Gather every line in the records below that contains the word "Output".

>> START GIVEN RECORDS

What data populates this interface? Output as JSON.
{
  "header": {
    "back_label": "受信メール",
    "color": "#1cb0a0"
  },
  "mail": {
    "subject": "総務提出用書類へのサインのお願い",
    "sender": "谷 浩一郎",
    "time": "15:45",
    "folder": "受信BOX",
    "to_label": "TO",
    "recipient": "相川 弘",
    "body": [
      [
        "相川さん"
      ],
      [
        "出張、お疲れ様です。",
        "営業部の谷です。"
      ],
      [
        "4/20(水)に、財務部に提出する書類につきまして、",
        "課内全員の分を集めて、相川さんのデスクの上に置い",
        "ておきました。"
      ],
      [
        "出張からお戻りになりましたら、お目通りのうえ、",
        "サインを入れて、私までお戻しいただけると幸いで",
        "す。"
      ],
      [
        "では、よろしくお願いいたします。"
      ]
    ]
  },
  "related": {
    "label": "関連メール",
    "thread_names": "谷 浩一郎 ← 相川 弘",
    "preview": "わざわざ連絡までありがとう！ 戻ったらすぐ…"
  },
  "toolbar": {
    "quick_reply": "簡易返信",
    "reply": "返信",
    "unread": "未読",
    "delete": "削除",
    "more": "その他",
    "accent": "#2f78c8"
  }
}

>> END GIVEN RECORDS
>> START GIVEN RECORDS

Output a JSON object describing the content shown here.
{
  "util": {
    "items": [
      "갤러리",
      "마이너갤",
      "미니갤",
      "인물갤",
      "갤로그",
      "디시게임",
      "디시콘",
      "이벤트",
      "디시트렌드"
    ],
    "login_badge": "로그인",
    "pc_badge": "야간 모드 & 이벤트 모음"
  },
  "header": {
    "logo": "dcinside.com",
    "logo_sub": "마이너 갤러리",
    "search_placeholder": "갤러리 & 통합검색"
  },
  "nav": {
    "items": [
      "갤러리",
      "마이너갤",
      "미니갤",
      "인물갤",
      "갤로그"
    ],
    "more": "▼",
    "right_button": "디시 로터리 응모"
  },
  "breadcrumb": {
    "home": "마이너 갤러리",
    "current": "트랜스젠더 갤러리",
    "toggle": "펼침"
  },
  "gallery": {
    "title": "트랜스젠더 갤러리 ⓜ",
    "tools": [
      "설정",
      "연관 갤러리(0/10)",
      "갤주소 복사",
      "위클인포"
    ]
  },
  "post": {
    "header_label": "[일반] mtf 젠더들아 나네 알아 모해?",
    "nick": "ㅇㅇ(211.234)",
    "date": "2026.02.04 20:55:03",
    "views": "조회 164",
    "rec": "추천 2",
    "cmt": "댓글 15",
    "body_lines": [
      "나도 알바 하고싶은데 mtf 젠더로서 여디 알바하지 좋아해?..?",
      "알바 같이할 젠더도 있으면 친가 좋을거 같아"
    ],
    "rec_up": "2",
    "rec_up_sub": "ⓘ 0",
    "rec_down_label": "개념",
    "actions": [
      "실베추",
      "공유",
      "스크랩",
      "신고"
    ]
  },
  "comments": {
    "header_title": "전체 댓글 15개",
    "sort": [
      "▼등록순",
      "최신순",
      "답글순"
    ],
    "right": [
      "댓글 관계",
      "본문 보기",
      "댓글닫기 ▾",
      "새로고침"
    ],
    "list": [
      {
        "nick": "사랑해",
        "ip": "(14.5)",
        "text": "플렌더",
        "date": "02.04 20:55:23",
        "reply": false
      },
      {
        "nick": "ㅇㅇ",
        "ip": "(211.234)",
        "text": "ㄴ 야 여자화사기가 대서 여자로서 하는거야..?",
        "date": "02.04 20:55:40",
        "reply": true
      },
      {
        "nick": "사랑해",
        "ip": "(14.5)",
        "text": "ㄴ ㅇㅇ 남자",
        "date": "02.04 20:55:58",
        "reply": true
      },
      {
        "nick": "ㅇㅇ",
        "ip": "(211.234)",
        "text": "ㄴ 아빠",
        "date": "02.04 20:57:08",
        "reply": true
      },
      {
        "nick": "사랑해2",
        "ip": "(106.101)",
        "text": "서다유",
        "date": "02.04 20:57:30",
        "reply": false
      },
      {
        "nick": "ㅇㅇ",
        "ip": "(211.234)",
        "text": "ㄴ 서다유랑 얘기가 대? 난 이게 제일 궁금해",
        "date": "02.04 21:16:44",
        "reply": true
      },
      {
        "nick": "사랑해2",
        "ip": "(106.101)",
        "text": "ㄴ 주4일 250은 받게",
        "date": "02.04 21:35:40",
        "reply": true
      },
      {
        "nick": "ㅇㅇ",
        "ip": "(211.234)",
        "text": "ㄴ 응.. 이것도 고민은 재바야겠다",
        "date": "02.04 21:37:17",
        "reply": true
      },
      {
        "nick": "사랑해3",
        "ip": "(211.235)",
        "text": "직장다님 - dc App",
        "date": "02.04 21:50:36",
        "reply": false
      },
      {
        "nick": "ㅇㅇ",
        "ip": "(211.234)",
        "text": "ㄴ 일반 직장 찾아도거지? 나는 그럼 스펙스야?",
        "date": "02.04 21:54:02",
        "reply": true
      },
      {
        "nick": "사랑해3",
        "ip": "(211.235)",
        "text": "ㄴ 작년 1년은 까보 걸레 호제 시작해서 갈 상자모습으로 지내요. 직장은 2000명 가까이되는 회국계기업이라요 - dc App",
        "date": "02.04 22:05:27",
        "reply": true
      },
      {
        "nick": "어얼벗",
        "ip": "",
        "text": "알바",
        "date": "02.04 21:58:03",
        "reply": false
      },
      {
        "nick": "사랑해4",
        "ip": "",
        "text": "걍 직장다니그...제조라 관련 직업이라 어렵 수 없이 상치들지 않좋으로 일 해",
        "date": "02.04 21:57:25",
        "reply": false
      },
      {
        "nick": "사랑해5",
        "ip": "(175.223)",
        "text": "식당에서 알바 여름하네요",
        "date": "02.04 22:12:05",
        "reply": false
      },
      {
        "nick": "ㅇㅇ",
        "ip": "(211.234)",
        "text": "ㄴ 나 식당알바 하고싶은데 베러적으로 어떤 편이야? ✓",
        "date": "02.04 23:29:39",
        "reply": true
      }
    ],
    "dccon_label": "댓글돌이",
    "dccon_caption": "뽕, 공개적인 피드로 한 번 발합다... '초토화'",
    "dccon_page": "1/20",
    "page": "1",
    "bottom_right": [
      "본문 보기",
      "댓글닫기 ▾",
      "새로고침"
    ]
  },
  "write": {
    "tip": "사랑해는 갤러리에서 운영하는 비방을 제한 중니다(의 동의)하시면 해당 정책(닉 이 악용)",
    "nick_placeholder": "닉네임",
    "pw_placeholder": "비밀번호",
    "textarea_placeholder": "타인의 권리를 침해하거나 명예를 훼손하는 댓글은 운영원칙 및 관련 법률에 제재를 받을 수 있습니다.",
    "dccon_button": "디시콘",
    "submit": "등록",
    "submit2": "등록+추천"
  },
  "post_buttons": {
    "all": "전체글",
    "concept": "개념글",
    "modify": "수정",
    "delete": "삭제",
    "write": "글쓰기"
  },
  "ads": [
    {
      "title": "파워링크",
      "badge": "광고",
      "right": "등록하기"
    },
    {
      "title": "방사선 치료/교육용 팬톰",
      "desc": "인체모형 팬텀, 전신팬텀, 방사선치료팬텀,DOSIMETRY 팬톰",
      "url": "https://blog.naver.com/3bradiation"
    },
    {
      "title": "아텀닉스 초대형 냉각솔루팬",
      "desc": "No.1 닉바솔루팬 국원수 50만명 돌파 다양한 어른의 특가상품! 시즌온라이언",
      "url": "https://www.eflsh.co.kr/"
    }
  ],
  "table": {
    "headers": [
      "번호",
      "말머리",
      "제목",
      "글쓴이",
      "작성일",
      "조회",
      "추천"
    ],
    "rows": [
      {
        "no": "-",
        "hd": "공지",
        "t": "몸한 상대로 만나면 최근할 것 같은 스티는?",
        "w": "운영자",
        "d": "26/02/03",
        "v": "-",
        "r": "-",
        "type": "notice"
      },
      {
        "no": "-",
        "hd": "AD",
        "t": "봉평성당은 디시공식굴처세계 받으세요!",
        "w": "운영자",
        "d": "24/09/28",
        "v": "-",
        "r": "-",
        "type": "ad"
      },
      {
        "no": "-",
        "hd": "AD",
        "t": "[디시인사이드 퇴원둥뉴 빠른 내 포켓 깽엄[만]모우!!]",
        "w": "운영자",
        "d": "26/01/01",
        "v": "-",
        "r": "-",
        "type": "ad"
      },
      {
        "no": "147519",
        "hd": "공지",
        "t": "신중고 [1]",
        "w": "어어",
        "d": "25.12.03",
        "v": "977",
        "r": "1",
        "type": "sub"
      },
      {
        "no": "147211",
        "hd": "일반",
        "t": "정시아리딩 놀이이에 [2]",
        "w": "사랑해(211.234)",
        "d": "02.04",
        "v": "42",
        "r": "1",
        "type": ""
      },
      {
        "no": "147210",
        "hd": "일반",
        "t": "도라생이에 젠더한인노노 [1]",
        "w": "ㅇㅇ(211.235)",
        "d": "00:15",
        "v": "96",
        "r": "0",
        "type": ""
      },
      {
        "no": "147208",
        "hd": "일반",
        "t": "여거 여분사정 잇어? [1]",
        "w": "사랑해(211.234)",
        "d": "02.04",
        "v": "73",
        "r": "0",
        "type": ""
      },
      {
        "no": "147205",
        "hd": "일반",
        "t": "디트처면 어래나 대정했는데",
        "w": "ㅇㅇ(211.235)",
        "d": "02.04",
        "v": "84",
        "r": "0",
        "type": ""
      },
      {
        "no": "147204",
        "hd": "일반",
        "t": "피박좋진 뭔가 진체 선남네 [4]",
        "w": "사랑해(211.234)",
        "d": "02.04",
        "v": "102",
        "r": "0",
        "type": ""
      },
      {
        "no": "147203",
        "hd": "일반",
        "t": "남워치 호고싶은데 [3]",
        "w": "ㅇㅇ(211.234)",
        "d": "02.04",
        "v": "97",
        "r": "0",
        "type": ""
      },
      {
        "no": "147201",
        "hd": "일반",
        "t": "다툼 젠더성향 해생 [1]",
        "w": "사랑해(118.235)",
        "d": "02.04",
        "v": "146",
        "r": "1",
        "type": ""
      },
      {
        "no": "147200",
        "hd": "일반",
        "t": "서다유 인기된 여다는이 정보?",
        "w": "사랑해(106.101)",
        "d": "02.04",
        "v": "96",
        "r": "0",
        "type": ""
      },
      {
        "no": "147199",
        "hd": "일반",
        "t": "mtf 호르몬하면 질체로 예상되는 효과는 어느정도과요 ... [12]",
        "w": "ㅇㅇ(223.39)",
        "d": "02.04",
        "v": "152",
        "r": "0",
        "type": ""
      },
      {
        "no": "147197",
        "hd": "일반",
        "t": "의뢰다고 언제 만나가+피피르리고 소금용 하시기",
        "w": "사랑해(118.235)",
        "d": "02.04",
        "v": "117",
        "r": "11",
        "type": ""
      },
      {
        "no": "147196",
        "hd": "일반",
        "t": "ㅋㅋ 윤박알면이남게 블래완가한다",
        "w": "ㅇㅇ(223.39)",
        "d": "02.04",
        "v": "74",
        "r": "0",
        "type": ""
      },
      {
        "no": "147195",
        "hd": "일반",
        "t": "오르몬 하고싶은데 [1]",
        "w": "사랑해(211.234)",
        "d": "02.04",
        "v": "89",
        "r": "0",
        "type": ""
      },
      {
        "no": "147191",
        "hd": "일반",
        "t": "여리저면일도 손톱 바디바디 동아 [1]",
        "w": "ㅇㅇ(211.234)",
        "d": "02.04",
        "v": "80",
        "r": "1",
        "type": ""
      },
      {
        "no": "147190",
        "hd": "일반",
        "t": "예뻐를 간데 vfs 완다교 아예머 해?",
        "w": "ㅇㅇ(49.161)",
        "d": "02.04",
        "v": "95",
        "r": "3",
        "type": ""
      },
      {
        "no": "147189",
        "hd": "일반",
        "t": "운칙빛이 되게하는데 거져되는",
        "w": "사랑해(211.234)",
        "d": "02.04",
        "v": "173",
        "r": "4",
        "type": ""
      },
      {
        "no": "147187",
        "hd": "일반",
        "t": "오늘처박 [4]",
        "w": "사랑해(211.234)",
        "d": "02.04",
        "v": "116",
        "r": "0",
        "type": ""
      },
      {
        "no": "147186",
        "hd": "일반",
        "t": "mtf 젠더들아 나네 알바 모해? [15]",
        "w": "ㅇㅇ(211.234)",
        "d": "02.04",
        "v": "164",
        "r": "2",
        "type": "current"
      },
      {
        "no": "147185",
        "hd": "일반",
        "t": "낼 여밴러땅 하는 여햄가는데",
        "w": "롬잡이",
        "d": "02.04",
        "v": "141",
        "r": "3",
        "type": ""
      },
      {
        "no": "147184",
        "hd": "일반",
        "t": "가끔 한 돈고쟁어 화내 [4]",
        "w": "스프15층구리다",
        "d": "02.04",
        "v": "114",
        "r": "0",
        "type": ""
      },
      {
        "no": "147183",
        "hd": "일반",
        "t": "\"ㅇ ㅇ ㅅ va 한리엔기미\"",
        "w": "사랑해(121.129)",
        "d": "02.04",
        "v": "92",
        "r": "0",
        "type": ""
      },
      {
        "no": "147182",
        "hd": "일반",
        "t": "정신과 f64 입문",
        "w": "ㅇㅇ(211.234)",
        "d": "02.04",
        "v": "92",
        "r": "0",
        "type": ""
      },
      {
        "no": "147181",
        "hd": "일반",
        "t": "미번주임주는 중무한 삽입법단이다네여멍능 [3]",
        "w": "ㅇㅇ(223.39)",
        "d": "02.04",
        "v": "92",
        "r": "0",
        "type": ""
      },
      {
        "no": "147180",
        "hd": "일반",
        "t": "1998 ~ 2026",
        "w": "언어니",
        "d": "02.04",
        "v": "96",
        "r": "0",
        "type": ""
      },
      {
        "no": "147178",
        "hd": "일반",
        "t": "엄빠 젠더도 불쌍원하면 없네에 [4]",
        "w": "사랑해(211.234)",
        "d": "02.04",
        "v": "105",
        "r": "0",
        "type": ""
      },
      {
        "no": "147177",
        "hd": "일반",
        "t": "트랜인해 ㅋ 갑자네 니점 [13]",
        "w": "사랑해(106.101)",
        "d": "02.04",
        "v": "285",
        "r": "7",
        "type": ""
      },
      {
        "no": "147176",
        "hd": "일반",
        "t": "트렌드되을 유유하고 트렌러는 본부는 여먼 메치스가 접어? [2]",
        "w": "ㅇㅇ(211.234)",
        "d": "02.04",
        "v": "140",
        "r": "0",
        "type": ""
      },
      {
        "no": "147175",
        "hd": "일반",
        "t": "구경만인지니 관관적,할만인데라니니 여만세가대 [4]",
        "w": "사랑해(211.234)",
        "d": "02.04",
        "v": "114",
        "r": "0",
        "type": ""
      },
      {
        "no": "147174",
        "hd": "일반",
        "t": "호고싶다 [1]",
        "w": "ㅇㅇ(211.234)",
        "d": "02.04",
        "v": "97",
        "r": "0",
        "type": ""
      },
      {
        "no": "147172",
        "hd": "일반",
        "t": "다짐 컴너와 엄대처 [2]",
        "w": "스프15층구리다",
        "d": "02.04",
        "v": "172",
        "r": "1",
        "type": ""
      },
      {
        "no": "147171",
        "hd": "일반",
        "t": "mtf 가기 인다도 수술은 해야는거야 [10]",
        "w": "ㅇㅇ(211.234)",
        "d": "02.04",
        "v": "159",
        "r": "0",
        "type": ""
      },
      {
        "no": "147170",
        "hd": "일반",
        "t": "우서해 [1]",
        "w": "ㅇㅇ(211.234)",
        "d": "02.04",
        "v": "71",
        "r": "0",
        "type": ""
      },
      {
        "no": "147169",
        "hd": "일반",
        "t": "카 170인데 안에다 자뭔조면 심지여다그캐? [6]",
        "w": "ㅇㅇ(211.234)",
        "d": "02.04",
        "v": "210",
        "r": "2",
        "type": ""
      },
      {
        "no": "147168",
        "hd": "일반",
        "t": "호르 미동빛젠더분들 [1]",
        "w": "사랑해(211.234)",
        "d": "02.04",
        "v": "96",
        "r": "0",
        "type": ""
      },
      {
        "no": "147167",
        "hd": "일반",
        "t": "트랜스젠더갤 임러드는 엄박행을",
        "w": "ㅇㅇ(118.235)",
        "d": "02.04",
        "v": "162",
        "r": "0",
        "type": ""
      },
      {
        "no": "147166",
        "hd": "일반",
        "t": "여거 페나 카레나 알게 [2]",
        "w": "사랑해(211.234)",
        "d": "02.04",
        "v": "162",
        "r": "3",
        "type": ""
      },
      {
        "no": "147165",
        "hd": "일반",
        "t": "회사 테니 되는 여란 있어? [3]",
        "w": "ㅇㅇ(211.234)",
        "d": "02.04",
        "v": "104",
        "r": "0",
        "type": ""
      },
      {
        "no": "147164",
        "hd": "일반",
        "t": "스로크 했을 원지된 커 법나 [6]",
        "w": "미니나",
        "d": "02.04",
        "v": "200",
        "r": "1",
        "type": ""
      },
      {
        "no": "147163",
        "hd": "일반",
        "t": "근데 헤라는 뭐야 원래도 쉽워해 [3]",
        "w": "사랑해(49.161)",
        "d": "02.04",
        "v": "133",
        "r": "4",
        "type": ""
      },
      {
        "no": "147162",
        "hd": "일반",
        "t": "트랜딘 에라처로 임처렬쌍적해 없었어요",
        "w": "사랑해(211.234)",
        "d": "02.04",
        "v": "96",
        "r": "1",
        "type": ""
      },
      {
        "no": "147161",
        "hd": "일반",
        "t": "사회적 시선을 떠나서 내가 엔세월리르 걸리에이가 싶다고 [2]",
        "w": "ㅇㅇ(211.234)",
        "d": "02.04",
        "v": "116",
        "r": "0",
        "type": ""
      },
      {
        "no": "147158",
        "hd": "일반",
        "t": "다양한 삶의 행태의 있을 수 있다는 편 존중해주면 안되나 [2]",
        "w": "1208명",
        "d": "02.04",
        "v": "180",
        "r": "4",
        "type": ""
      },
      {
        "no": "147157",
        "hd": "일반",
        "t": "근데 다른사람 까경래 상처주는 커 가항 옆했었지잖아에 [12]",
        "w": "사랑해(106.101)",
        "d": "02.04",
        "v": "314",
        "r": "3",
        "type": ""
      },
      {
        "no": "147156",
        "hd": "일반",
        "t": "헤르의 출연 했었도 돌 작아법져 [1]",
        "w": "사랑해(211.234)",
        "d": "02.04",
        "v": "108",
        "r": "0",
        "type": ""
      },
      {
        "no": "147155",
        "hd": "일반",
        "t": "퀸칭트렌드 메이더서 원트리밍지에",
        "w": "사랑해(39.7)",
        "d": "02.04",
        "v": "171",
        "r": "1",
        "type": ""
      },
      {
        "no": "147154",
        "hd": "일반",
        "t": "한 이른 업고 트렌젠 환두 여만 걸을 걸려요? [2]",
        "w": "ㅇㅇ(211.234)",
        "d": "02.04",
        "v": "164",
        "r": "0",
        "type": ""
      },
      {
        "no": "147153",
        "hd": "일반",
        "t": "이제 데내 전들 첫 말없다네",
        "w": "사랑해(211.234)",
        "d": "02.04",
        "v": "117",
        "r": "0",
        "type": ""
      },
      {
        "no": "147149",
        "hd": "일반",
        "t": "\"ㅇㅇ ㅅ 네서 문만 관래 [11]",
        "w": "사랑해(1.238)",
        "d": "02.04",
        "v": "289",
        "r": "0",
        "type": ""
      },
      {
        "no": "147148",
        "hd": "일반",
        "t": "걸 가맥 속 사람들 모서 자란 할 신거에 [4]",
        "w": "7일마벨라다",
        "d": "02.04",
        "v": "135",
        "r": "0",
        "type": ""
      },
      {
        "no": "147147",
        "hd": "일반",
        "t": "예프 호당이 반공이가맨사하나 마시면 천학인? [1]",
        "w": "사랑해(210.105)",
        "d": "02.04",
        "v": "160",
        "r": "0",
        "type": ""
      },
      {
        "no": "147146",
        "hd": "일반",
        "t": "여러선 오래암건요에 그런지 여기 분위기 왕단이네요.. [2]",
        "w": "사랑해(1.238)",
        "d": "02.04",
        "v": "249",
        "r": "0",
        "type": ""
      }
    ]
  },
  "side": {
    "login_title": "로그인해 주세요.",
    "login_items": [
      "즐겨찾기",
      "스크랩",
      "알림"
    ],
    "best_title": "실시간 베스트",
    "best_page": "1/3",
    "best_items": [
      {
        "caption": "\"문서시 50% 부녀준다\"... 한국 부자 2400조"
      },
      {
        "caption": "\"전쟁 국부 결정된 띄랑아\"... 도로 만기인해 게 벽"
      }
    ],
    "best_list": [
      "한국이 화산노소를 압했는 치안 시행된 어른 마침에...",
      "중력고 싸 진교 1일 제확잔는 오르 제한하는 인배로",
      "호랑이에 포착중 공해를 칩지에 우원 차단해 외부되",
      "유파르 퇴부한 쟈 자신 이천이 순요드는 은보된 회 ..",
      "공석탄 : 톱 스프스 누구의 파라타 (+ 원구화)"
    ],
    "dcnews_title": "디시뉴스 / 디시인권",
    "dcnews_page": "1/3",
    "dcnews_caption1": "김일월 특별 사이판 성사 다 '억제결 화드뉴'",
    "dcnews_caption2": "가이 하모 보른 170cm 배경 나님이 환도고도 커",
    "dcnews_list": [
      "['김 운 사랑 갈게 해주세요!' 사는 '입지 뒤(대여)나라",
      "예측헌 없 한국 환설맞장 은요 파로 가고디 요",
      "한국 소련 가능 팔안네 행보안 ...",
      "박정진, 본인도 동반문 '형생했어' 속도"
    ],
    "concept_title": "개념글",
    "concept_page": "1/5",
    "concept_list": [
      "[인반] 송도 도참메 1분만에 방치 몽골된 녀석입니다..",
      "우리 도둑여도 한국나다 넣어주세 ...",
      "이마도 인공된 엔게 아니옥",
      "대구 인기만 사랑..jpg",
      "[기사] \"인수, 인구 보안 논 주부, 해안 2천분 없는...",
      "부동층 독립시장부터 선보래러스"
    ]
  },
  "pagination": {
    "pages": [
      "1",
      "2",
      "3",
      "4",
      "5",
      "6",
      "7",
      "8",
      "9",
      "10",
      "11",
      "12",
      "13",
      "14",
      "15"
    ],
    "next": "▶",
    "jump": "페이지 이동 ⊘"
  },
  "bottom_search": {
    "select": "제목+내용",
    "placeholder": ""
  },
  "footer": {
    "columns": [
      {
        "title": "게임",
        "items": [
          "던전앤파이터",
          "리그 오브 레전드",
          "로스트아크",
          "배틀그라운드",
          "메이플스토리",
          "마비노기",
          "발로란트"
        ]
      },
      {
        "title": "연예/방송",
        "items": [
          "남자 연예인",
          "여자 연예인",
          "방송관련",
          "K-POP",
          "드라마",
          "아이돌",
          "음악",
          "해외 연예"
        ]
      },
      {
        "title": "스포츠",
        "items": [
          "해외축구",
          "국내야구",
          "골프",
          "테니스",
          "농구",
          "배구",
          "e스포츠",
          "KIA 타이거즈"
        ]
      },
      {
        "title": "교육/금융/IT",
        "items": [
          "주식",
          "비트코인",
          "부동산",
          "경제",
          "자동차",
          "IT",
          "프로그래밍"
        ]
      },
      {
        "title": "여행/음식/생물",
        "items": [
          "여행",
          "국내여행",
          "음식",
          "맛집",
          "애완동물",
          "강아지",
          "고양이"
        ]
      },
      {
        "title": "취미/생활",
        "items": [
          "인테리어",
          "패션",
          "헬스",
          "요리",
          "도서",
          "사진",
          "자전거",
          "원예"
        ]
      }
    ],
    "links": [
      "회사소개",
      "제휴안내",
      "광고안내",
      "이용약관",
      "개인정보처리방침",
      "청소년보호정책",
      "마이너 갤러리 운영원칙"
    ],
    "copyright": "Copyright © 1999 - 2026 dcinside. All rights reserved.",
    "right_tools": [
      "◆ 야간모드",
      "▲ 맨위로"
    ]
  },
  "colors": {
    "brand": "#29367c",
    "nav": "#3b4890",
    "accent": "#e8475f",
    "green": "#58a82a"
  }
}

>> END GIVEN RECORDS

◆ **THE ANSWER**:
What data populates this interface? Output as JSON.
Output a JSON object describing the content shown here.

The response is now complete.